>> START

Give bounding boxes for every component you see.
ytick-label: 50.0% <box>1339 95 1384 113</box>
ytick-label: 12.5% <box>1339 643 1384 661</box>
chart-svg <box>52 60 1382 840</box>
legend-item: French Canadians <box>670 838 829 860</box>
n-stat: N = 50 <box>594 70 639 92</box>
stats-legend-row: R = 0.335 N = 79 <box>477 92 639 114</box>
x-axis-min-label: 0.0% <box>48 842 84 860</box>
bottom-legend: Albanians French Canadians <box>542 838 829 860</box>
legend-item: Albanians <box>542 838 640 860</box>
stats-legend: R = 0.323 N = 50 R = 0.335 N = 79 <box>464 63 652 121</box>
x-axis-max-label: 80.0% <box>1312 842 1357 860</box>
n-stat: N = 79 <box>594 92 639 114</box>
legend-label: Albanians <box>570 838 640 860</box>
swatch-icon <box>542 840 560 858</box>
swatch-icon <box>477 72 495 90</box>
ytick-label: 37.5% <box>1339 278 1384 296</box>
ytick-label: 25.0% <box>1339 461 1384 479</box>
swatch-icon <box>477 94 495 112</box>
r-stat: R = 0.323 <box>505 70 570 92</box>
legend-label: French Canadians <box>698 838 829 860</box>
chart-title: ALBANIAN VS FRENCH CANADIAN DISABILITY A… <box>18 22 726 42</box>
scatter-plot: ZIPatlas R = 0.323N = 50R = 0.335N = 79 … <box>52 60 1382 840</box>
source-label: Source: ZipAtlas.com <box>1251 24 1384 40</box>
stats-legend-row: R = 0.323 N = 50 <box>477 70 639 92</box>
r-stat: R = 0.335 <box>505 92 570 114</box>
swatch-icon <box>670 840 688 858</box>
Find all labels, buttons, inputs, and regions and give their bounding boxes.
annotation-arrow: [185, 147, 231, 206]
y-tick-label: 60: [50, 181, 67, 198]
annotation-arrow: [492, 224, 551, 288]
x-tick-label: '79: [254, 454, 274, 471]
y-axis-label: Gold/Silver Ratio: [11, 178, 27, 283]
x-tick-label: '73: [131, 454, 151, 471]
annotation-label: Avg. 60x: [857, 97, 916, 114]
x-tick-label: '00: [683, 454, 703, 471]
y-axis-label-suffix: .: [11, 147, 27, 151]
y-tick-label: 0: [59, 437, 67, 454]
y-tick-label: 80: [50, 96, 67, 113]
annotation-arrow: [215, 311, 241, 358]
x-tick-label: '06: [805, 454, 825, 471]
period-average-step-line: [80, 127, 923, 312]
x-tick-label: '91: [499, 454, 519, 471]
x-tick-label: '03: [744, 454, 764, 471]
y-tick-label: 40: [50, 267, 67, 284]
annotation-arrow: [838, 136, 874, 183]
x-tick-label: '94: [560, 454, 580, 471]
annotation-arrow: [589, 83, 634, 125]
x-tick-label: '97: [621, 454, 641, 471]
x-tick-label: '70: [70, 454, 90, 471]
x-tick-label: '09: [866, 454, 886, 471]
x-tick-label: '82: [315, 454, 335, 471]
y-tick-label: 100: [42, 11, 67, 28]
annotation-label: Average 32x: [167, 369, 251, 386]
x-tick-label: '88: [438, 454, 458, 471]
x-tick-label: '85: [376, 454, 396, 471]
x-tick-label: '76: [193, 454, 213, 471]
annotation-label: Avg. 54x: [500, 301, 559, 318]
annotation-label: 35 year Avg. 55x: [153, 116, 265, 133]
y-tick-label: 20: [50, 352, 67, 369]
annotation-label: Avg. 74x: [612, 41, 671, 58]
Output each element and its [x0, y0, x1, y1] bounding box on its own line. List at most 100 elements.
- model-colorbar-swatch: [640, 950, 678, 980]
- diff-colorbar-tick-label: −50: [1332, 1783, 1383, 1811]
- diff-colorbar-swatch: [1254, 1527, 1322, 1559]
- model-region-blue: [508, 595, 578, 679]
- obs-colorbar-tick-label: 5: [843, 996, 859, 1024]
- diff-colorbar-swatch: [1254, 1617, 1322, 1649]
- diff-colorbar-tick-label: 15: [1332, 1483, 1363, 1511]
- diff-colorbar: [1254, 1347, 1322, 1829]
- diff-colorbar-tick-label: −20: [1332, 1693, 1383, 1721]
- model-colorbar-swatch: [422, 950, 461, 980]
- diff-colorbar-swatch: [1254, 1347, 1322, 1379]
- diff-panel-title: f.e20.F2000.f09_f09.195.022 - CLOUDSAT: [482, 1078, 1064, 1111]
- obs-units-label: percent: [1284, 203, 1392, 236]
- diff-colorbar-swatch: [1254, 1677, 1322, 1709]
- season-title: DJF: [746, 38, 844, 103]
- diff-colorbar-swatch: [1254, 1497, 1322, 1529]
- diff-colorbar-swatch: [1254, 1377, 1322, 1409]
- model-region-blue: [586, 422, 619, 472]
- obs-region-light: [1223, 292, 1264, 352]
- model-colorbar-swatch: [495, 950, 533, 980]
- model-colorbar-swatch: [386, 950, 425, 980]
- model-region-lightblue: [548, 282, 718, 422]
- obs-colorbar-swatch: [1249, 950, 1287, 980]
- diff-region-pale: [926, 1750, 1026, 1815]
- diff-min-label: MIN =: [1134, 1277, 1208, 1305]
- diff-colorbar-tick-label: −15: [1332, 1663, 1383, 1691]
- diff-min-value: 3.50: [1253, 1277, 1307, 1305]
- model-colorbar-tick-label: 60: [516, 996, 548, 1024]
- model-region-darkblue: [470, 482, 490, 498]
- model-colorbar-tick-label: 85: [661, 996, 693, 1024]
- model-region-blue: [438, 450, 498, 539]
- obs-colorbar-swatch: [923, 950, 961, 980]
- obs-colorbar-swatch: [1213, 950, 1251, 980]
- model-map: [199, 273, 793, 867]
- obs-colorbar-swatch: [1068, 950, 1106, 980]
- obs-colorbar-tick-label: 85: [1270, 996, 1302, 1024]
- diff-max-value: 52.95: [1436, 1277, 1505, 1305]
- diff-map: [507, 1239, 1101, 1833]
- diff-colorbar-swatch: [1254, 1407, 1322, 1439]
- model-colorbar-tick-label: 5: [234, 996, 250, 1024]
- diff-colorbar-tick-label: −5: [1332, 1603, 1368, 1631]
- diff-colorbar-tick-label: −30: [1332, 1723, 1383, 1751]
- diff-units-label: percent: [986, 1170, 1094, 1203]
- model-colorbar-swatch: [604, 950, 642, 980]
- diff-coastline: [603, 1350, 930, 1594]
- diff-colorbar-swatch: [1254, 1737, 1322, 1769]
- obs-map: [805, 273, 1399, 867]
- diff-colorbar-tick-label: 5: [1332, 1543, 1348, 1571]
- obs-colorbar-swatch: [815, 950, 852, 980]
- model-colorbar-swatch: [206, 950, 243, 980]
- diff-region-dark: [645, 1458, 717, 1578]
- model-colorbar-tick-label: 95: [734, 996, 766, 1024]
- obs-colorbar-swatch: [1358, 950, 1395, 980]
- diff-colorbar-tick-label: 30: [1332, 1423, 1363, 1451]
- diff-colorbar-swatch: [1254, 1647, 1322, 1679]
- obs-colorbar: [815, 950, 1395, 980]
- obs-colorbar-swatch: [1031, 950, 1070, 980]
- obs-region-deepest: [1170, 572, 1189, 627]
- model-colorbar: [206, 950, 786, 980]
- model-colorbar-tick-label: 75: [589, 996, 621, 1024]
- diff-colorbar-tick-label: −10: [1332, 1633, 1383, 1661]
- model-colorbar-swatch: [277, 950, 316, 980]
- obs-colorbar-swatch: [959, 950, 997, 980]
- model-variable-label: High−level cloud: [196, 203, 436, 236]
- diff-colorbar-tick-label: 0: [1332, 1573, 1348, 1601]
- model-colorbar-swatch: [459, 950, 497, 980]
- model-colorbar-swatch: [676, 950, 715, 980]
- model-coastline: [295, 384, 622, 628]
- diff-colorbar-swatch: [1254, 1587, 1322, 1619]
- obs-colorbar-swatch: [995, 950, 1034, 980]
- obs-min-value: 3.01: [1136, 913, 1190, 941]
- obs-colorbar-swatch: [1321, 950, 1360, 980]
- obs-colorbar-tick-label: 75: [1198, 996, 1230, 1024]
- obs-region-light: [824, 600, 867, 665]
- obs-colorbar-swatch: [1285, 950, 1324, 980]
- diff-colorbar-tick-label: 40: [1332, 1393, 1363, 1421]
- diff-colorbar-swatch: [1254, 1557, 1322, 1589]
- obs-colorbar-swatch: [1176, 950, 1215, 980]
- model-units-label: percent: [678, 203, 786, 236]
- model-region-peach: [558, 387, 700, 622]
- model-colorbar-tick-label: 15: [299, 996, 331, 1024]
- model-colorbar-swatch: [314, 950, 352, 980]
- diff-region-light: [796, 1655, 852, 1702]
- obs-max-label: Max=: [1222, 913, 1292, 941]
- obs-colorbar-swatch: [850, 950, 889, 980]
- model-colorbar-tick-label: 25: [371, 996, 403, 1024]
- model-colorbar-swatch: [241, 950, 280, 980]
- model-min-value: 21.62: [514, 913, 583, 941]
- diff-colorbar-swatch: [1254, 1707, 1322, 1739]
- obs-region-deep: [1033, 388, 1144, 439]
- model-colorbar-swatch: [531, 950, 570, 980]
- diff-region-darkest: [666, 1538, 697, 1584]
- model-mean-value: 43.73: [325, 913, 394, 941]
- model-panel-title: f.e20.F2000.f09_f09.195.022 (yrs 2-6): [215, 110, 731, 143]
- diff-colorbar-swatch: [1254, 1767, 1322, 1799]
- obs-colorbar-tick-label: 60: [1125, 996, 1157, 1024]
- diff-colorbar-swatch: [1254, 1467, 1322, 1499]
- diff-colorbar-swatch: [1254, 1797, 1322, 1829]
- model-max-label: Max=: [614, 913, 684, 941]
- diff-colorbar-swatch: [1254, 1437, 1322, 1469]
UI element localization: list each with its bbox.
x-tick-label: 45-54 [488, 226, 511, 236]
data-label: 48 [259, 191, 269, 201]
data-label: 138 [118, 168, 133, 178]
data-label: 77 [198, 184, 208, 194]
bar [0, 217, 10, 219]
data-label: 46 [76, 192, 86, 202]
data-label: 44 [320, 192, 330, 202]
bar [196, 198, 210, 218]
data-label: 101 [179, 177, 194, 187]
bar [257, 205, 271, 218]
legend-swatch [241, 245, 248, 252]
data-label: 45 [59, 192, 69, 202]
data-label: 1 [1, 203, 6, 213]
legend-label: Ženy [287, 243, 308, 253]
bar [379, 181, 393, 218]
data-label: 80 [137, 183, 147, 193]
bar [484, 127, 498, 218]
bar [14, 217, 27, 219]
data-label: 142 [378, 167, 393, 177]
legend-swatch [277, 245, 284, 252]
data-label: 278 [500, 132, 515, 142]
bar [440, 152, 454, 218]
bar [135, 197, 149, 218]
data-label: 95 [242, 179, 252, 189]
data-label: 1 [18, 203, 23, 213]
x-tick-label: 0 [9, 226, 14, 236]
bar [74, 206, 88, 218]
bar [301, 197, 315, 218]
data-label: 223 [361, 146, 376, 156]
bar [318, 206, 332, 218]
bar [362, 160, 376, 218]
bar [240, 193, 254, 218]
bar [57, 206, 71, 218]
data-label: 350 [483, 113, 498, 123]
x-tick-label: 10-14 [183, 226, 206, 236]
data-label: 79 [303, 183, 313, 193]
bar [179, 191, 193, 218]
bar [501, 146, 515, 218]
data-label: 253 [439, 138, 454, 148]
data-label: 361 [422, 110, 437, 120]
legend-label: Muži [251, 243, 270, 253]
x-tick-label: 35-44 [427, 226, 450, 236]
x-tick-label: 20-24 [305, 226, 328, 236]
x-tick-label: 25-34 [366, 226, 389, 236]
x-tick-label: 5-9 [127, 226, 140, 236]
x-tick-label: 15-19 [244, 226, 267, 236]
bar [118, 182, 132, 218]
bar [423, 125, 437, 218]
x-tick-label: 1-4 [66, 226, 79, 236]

>> END

#### [DIRECTIONS FOR THIS TASK]
Repeat the rows word for word, starting at the very first line and ending with the line that contains "stats-legend: R = 0.323", including that line.

#### [ANSWER]
Give bounding boxes for every component you see.
ytick-label: 50.0% <box>1339 95 1384 113</box>
ytick-label: 12.5% <box>1339 643 1384 661</box>
chart-svg <box>52 60 1382 840</box>
legend-item: French Canadians <box>670 838 829 860</box>
n-stat: N = 50 <box>594 70 639 92</box>
stats-legend-row: R = 0.335 N = 79 <box>477 92 639 114</box>
x-axis-min-label: 0.0% <box>48 842 84 860</box>
bottom-legend: Albanians French Canadians <box>542 838 829 860</box>
legend-item: Albanians <box>542 838 640 860</box>
stats-legend: R = 0.323 N = 50 R = 0.335 N = 79 <box>464 63 652 121</box>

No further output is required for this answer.